[start]

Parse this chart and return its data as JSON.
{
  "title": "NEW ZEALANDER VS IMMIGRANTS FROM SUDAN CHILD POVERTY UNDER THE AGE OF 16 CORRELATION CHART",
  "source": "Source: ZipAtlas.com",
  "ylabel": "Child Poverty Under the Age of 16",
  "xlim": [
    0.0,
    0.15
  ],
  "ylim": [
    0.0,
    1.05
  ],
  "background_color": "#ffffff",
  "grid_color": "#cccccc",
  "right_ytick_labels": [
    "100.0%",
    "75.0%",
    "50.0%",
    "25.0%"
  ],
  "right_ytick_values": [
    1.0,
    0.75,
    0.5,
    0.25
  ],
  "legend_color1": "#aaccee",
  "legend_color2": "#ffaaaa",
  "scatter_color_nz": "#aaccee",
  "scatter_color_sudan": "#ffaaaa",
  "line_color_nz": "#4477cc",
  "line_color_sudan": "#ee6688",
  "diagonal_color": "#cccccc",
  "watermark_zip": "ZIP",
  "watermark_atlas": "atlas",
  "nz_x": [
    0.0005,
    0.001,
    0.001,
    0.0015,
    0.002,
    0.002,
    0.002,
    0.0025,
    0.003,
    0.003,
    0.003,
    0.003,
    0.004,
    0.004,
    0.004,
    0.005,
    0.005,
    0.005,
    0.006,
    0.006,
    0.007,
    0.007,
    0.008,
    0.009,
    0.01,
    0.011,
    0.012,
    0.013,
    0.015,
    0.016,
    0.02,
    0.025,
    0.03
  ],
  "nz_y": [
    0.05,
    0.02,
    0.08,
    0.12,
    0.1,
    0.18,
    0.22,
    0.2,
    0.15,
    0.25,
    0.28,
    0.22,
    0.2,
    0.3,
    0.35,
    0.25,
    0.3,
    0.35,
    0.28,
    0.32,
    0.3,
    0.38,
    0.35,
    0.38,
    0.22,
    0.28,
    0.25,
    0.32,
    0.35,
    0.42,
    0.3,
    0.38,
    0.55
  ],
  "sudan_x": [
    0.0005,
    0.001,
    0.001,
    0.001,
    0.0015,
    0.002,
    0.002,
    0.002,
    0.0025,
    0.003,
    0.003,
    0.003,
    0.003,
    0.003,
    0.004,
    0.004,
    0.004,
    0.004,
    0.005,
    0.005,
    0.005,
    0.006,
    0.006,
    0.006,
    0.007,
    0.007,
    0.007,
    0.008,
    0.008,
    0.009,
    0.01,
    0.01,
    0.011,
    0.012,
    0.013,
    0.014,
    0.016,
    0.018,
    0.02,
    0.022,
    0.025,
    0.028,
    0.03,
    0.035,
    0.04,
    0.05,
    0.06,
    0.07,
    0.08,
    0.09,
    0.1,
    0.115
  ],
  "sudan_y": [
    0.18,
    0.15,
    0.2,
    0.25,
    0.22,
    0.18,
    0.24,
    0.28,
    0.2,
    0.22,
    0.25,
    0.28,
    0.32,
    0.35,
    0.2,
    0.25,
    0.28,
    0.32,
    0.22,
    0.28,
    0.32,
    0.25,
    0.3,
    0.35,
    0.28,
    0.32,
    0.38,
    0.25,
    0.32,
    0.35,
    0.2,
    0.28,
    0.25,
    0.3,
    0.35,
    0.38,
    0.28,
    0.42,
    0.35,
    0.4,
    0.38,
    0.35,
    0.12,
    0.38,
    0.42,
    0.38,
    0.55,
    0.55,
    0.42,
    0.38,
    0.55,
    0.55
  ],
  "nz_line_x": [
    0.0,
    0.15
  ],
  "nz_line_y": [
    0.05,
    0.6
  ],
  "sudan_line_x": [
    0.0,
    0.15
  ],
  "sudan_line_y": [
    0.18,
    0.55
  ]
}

[end]

EXERCISE PROMPT >>
Repeat every entry exactly, please.

OUTPUT OF THE EXERCISE >>
Parse this chart and return its data as JSON.
{
  "title": "NEW ZEALANDER VS IMMIGRANTS FROM SUDAN CHILD POVERTY UNDER THE AGE OF 16 CORRELATION CHART",
  "source": "Source: ZipAtlas.com",
  "ylabel": "Child Poverty Under the Age of 16",
  "xlim": [
    0.0,
    0.15
  ],
  "ylim": [
    0.0,
    1.05
  ],
  "background_color": "#ffffff",
  "grid_color": "#cccccc",
  "right_ytick_labels": [
    "100.0%",
    "75.0%",
    "50.0%",
    "25.0%"
  ],
  "right_ytick_values": [
    1.0,
    0.75,
    0.5,
    0.25
  ],
  "legend_color1": "#aaccee",
  "legend_color2": "#ffaaaa",
  "scatter_color_nz": "#aaccee",
  "scatter_color_sudan": "#ffaaaa",
  "line_color_nz": "#4477cc",
  "line_color_sudan": "#ee6688",
  "diagonal_color": "#cccccc",
  "watermark_zip": "ZIP",
  "watermark_atlas": "atlas",
  "nz_x": [
    0.0005,
    0.001,
    0.001,
    0.0015,
    0.002,
    0.002,
    0.002,
    0.0025,
    0.003,
    0.003,
    0.003,
    0.003,
    0.004,
    0.004,
    0.004,
    0.005,
    0.005,
    0.005,
    0.006,
    0.006,
    0.007,
    0.007,
    0.008,
    0.009,
    0.01,
    0.011,
    0.012,
    0.013,
    0.015,
    0.016,
    0.02,
    0.025,
    0.03
  ],
  "nz_y": [
    0.05,
    0.02,
    0.08,
    0.12,
    0.1,
    0.18,
    0.22,
    0.2,
    0.15,
    0.25,
    0.28,
    0.22,
    0.2,
    0.3,
    0.35,
    0.25,
    0.3,
    0.35,
    0.28,
    0.32,
    0.3,
    0.38,
    0.35,
    0.38,
    0.22,
    0.28,
    0.25,
    0.32,
    0.35,
    0.42,
    0.3,
    0.38,
    0.55
  ],
  "sudan_x": [
    0.0005,
    0.001,
    0.001,
    0.001,
    0.0015,
    0.002,
    0.002,
    0.002,
    0.0025,
    0.003,
    0.003,
    0.003,
    0.003,
    0.003,
    0.004,
    0.004,
    0.004,
    0.004,
    0.005,
    0.005,
    0.005,
    0.006,
    0.006,
    0.006,
    0.007,
    0.007,
    0.007,
    0.008,
    0.008,
    0.009,
    0.01,
    0.01,
    0.011,
    0.012,
    0.013,
    0.014,
    0.016,
    0.018,
    0.02,
    0.022,
    0.025,
    0.028,
    0.03,
    0.035,
    0.04,
    0.05,
    0.06,
    0.07,
    0.08,
    0.09,
    0.1,
    0.115
  ],
  "sudan_y": [
    0.18,
    0.15,
    0.2,
    0.25,
    0.22,
    0.18,
    0.24,
    0.28,
    0.2,
    0.22,
    0.25,
    0.28,
    0.32,
    0.35,
    0.2,
    0.25,
    0.28,
    0.32,
    0.22,
    0.28,
    0.32,
    0.25,
    0.3,
    0.35,
    0.28,
    0.32,
    0.38,
    0.25,
    0.32,
    0.35,
    0.2,
    0.28,
    0.25,
    0.3,
    0.35,
    0.38,
    0.28,
    0.42,
    0.35,
    0.4,
    0.38,
    0.35,
    0.12,
    0.38,
    0.42,
    0.38,
    0.55,
    0.55,
    0.42,
    0.38,
    0.55,
    0.55
  ],
  "nz_line_x": [
    0.0,
    0.15
  ],
  "nz_line_y": [
    0.05,
    0.6
  ],
  "sudan_line_x": [
    0.0,
    0.15
  ],
  "sudan_line_y": [
    0.18,
    0.55
  ]
}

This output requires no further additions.